#### Data excerpts
════════

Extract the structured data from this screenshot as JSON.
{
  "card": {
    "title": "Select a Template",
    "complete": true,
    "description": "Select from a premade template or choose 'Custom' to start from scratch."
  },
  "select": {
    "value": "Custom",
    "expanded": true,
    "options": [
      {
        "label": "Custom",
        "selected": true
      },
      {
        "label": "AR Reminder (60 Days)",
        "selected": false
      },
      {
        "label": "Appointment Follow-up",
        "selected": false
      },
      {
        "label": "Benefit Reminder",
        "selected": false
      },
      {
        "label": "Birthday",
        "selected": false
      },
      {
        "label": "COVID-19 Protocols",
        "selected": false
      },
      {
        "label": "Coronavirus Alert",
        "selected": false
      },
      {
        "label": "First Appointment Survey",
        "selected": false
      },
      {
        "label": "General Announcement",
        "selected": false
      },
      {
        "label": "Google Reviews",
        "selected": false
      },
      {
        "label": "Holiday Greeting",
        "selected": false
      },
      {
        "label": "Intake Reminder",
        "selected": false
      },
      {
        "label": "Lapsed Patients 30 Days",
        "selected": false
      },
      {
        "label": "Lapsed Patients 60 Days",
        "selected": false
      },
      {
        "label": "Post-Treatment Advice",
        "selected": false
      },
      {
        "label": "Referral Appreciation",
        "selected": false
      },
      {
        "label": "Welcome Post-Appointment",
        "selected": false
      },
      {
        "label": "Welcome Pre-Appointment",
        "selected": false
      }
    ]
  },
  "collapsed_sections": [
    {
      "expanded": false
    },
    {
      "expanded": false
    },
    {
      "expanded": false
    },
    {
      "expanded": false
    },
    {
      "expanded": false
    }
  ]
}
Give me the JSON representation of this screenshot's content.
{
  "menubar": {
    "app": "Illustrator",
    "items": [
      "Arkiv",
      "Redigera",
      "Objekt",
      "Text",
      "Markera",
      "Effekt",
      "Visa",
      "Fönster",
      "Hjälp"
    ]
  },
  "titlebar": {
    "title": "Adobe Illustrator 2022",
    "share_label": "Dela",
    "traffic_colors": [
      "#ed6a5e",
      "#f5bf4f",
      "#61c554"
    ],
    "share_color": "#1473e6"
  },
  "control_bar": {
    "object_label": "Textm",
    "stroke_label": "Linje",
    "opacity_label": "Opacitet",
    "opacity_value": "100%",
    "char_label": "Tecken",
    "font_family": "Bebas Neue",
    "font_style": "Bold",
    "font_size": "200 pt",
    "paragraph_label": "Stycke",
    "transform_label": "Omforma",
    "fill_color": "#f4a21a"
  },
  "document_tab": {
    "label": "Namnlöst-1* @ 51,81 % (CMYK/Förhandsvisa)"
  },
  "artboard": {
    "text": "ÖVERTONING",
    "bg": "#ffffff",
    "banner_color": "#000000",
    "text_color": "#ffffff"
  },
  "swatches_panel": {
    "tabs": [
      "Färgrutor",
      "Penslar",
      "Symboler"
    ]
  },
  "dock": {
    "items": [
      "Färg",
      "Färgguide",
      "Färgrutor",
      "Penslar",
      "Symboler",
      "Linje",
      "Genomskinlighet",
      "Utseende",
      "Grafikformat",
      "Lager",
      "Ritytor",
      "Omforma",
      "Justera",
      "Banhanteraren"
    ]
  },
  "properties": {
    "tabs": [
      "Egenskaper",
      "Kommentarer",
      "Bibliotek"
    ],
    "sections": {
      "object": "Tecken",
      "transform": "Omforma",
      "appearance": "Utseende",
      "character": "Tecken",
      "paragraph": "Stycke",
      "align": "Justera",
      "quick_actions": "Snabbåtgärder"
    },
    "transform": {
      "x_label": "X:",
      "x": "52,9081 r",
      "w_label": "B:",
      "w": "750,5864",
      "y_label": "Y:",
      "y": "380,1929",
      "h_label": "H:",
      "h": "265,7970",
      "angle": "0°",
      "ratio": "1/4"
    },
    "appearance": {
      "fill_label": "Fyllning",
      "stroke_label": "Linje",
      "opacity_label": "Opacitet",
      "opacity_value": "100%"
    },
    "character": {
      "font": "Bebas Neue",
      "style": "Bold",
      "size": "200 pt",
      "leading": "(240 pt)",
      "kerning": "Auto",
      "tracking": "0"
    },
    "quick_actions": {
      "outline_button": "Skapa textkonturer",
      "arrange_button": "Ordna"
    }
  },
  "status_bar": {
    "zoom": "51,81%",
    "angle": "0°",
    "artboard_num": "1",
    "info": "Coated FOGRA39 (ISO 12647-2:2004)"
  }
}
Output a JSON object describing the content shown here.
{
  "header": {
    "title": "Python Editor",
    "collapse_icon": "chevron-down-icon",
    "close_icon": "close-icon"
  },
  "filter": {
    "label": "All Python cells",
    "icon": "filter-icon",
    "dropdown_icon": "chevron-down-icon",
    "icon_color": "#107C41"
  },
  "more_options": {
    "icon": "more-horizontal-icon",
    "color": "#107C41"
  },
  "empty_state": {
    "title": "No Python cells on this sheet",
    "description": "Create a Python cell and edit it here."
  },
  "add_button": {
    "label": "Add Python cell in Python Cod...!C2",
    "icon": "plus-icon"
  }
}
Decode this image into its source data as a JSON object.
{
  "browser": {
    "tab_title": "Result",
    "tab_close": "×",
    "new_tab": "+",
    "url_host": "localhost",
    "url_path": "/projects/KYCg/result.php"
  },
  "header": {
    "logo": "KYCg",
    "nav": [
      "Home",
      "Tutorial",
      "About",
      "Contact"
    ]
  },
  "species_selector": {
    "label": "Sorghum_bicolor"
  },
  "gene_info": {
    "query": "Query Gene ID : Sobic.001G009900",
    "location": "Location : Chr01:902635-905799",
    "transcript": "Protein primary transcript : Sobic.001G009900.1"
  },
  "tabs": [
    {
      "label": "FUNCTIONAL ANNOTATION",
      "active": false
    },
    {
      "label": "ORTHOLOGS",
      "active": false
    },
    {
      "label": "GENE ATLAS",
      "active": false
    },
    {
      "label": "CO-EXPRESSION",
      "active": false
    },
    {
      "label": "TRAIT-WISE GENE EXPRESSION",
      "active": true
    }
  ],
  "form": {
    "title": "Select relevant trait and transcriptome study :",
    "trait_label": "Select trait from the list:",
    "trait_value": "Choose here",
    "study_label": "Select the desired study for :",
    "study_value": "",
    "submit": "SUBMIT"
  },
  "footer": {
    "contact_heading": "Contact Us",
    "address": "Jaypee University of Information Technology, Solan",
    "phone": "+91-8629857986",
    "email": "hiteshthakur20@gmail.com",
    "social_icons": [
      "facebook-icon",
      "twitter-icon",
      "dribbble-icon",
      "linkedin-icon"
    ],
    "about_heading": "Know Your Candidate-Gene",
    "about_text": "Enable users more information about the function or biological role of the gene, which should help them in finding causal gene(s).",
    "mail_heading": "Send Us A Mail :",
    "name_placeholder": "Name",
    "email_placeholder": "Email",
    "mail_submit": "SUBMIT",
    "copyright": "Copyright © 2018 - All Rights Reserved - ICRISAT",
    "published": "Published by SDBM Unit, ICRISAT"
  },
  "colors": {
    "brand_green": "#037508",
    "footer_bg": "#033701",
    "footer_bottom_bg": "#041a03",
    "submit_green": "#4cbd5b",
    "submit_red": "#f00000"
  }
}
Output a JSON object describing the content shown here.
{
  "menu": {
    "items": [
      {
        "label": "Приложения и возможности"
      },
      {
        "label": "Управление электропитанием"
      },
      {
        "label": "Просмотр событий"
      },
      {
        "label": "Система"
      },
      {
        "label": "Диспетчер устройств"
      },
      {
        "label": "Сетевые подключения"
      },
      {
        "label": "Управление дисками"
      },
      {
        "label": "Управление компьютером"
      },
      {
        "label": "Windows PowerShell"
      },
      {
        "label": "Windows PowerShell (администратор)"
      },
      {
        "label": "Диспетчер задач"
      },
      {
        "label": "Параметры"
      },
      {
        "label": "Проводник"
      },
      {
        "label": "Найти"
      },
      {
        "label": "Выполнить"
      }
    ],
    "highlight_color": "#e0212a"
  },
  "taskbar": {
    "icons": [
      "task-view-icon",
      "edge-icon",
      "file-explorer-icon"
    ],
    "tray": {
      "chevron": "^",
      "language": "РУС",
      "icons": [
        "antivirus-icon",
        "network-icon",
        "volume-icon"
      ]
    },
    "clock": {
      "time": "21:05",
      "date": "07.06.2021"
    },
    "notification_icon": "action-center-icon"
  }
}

════════

#### The problem
Pull out the lines above in which the word "Sobic" appears.

#### Task output
    "query": "Query Gene ID : Sobic.001G009900",
    "transcript": "Protein primary transcript : Sobic.001G009900.1"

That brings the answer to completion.